**MATERIAL SUPPLIED:**
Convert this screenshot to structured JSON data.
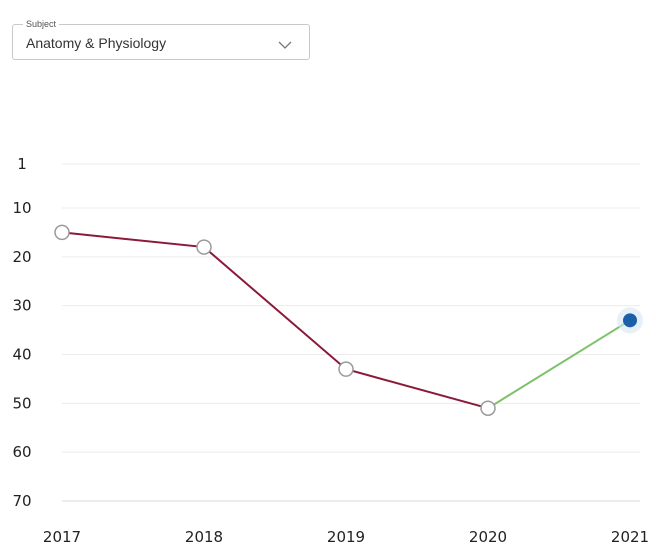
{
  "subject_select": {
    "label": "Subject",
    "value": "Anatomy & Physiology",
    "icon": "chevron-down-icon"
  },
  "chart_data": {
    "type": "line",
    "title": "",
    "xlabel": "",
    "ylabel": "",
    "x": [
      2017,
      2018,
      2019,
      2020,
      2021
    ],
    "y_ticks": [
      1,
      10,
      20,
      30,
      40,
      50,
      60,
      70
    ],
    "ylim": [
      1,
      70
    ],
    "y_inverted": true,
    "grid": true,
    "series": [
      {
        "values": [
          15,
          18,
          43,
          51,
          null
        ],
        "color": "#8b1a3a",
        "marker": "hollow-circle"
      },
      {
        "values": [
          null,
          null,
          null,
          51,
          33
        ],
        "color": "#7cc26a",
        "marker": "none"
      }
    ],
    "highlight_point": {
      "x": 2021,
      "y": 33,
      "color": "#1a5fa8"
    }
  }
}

**REQUIRED WORK:** Return all of the data exactly as written, and drop the pictures.

**PROBLEM SOLUTION:**
Convert this screenshot to structured JSON data.
{
  "subject_select": {
    "label": "Subject",
    "value": "Anatomy & Physiology",
    "icon": "chevron-down-icon"
  },
  "chart_data": {
    "type": "line",
    "title": "",
    "xlabel": "",
    "ylabel": "",
    "x": [
      2017,
      2018,
      2019,
      2020,
      2021
    ],
    "y_ticks": [
      1,
      10,
      20,
      30,
      40,
      50,
      60,
      70
    ],
    "ylim": [
      1,
      70
    ],
    "y_inverted": true,
    "grid": true,
    "series": [
      {
        "values": [
          15,
          18,
          43,
          51,
          null
        ],
        "color": "#8b1a3a",
        "marker": "hollow-circle"
      },
      {
        "values": [
          null,
          null,
          null,
          51,
          33
        ],
        "color": "#7cc26a",
        "marker": "none"
      }
    ],
    "highlight_point": {
      "x": 2021,
      "y": 33,
      "color": "#1a5fa8"
    }
  }
}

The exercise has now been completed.